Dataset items
+ + + + + + +
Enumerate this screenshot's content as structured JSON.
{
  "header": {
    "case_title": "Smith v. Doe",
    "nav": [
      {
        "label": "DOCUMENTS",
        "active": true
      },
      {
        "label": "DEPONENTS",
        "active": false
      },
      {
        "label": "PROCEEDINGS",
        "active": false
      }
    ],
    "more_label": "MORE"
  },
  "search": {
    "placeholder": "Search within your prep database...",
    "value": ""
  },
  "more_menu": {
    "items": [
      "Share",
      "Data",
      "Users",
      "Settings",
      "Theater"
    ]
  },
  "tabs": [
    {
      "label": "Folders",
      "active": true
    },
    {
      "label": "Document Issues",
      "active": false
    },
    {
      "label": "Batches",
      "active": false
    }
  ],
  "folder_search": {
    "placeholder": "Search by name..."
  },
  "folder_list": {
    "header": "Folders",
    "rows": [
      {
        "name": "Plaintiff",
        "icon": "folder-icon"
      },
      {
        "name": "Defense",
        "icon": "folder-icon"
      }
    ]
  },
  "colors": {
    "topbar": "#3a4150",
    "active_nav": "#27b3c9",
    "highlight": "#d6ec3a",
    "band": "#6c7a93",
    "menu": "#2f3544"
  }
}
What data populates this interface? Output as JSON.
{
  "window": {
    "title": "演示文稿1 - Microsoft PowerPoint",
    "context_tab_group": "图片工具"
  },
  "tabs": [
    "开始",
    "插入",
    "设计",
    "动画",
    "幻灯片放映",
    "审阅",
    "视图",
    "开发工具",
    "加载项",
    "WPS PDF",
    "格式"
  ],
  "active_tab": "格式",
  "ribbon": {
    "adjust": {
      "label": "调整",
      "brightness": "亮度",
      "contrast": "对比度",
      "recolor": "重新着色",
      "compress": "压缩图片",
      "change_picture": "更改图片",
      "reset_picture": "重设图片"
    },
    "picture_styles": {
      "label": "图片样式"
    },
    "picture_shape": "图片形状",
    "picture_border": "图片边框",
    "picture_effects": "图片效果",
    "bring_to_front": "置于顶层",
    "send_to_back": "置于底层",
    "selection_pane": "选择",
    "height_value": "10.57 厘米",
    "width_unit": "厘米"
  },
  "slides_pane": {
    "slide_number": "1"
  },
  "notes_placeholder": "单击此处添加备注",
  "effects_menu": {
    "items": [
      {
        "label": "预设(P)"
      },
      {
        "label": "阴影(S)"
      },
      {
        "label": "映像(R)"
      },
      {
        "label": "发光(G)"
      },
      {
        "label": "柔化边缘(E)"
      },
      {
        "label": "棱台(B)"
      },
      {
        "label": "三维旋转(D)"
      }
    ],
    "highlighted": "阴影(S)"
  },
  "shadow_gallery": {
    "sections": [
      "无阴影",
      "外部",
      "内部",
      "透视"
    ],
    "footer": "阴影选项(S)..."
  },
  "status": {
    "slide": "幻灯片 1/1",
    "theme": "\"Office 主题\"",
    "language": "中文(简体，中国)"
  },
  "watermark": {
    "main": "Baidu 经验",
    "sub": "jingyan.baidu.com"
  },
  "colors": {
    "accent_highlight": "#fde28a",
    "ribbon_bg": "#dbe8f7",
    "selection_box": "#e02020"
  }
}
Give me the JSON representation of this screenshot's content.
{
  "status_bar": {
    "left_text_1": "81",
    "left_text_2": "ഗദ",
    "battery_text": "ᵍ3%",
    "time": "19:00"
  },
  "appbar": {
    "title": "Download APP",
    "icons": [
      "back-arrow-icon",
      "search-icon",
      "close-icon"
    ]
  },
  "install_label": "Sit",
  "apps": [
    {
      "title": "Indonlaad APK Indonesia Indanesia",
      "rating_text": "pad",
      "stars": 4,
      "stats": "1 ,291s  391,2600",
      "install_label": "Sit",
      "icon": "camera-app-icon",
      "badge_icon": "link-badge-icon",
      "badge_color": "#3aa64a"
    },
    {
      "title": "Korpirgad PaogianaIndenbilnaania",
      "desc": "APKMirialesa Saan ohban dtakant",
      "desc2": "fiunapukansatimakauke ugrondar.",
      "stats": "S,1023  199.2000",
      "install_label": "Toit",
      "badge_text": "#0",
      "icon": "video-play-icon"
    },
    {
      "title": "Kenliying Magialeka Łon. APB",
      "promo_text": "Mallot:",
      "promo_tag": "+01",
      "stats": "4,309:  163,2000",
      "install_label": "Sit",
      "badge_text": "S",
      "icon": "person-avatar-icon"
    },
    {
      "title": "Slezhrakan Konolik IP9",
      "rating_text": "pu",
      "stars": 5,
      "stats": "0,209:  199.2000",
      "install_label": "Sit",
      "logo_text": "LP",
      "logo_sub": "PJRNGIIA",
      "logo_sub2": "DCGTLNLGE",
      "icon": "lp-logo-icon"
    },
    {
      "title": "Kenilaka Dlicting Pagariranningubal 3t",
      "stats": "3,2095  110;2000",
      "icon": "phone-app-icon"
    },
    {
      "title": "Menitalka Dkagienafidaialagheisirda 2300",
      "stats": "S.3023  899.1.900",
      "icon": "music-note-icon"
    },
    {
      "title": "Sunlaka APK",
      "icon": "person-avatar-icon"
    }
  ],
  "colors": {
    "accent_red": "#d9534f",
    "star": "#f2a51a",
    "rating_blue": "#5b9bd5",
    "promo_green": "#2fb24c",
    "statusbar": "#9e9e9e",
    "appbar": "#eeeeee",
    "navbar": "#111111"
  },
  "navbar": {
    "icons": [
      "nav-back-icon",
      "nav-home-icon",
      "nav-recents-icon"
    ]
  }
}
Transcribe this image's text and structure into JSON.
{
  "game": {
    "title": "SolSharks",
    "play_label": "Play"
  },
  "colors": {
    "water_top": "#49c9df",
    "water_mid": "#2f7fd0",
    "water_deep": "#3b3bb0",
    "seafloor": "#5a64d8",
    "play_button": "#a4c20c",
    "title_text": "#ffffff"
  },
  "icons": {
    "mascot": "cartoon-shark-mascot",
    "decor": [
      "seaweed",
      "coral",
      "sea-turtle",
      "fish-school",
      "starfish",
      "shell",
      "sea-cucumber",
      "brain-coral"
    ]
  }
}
+ + + + + + +
TASK REQUIREMENTS
Within the listing above, copy each line that has the string "content".

RESULT OF THE EXERCISE
Enumerate this screenshot's content as structured JSON.
Give me the JSON representation of this screenshot's content.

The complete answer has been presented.